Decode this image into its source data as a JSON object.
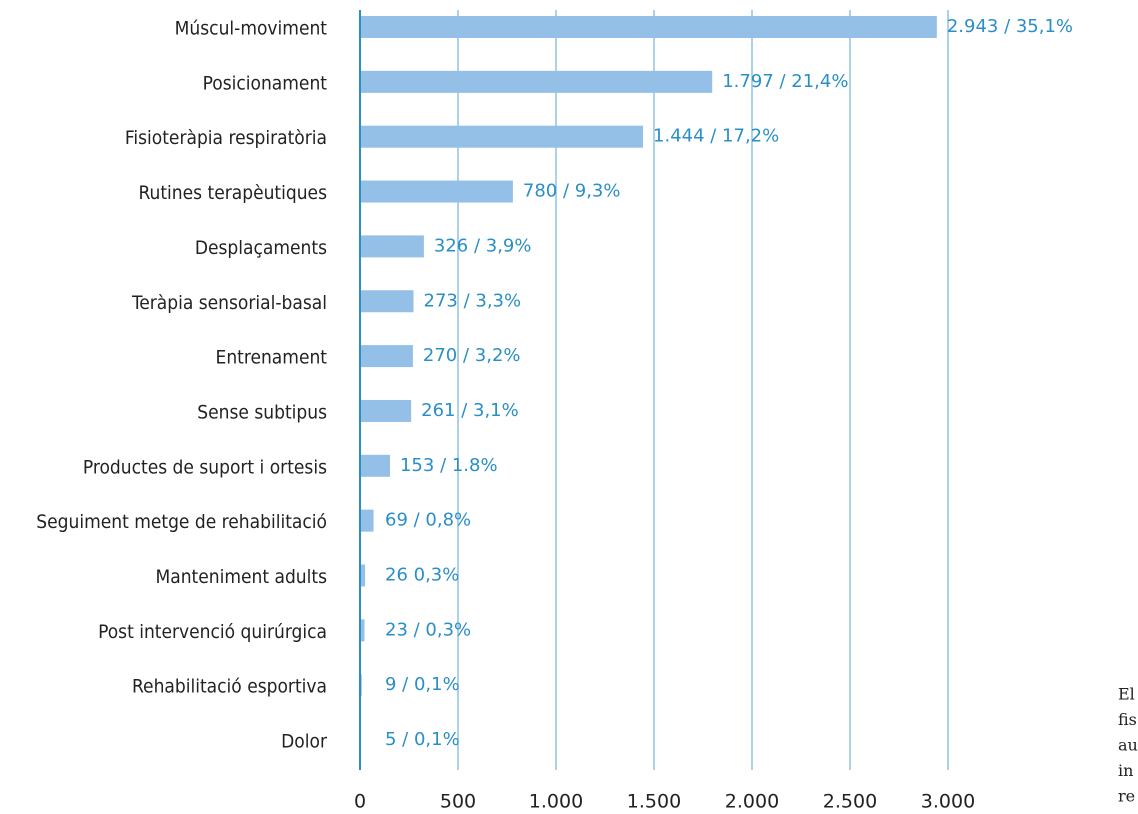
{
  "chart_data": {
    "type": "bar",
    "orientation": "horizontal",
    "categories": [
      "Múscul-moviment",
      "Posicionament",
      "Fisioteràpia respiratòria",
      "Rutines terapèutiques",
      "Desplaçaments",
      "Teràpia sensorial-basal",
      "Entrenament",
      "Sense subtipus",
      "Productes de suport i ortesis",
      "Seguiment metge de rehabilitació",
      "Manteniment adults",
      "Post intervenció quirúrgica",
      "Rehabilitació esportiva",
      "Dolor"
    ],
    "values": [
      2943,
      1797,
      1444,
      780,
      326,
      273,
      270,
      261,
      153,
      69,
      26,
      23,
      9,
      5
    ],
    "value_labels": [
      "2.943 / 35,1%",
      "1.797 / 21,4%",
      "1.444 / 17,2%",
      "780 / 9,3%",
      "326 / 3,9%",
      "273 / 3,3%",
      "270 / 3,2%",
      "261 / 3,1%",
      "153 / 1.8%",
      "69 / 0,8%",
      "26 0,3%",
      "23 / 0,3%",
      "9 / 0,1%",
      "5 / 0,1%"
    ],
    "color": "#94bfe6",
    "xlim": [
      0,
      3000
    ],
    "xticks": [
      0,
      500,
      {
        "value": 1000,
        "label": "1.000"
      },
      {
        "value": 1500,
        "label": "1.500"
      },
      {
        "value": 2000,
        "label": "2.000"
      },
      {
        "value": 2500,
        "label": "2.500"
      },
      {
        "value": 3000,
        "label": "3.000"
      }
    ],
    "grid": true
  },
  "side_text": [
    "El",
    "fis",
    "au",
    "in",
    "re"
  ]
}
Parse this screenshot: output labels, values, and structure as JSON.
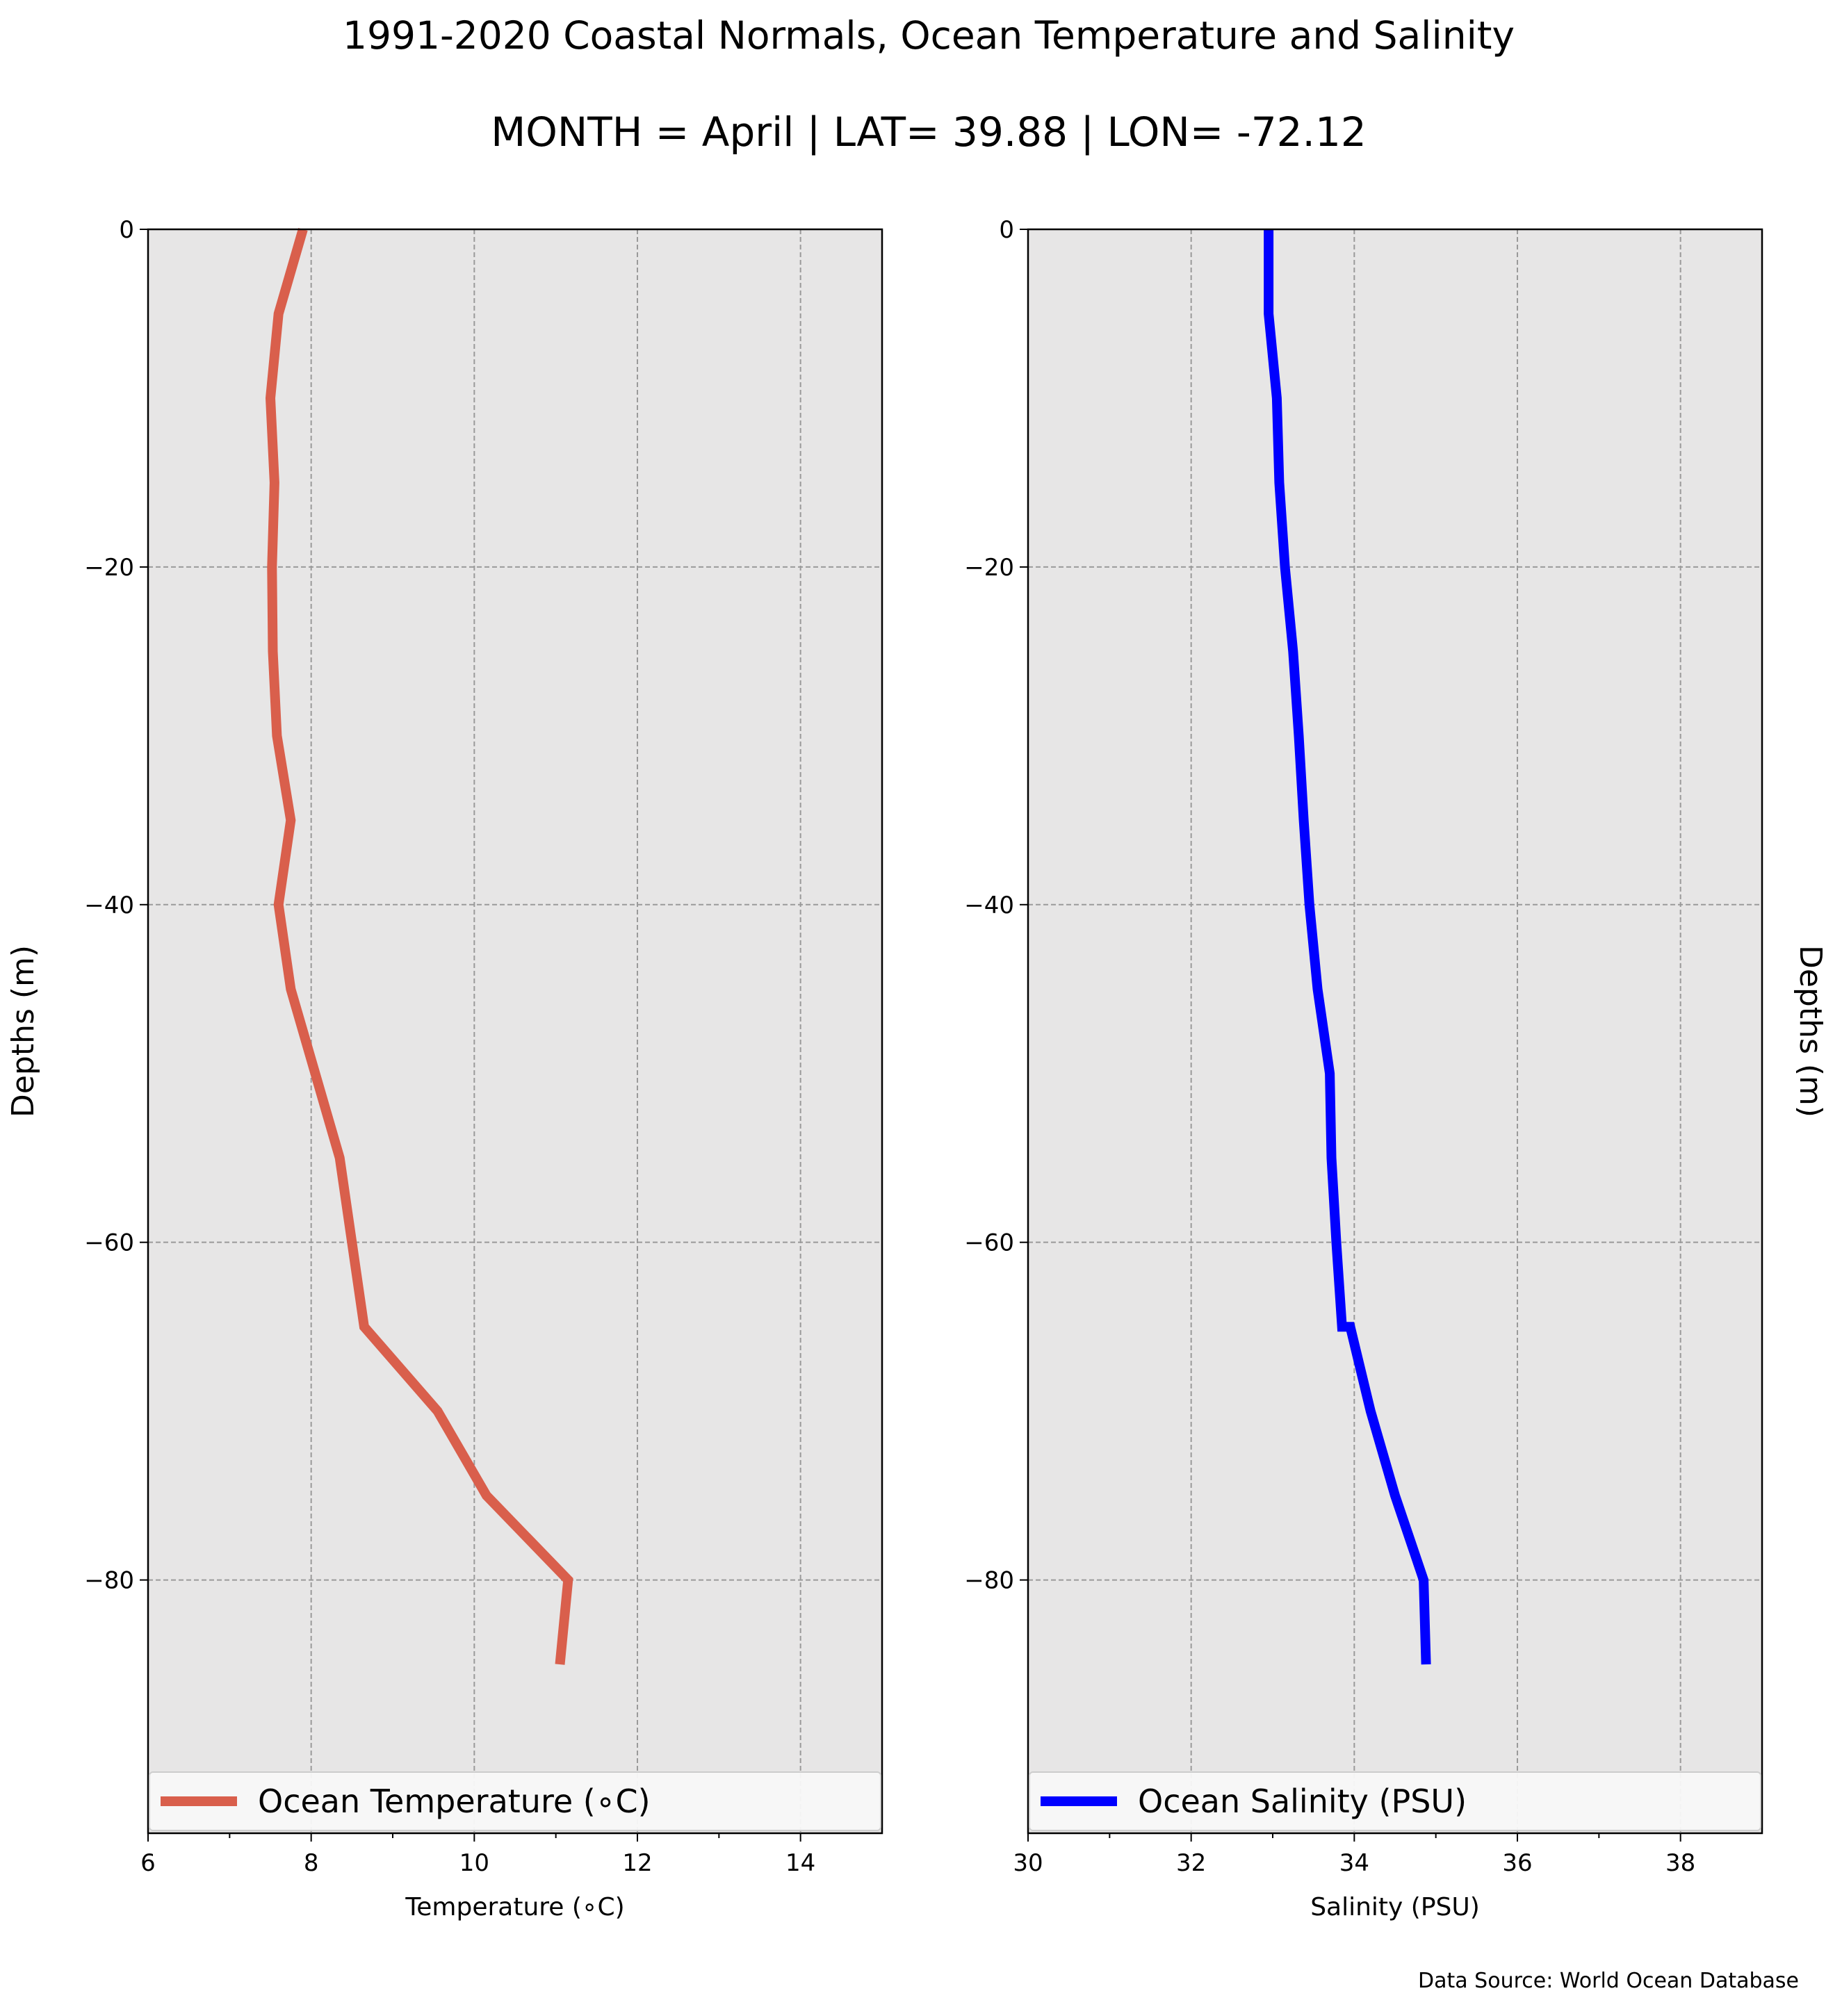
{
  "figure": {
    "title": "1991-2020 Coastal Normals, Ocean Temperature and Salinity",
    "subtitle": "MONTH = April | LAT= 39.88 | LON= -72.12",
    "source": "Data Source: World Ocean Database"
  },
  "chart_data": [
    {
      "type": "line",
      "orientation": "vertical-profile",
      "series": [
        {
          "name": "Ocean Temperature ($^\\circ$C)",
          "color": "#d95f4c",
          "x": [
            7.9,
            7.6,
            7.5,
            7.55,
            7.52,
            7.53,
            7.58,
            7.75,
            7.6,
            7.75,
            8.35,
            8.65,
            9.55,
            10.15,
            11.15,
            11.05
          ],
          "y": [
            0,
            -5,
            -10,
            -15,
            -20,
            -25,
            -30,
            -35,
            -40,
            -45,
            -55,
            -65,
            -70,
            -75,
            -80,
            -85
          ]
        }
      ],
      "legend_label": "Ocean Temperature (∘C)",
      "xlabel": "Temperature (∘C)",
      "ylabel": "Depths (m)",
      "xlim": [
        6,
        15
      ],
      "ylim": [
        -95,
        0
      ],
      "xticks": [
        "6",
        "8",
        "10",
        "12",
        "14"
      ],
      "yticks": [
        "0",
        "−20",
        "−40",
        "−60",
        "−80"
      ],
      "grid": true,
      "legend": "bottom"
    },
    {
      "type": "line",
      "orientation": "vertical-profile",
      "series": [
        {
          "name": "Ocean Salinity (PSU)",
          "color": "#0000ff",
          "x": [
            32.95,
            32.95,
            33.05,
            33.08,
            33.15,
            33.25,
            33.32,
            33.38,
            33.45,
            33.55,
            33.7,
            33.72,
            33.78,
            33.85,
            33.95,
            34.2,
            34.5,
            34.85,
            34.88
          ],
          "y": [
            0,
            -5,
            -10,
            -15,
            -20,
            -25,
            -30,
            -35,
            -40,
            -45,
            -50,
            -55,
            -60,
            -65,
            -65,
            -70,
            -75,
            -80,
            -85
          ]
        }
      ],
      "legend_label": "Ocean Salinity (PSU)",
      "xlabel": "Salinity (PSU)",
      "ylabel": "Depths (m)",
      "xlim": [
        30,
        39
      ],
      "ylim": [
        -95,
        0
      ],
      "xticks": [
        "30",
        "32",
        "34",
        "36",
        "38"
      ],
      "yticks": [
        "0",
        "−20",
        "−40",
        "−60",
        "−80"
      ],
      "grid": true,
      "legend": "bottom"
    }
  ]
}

> [Requirement]:
Find the word "values" in the data and show each line that holds it.

> [Result]:
    "values": [
Parse this screenshot: output labels, values, and structure as JSON.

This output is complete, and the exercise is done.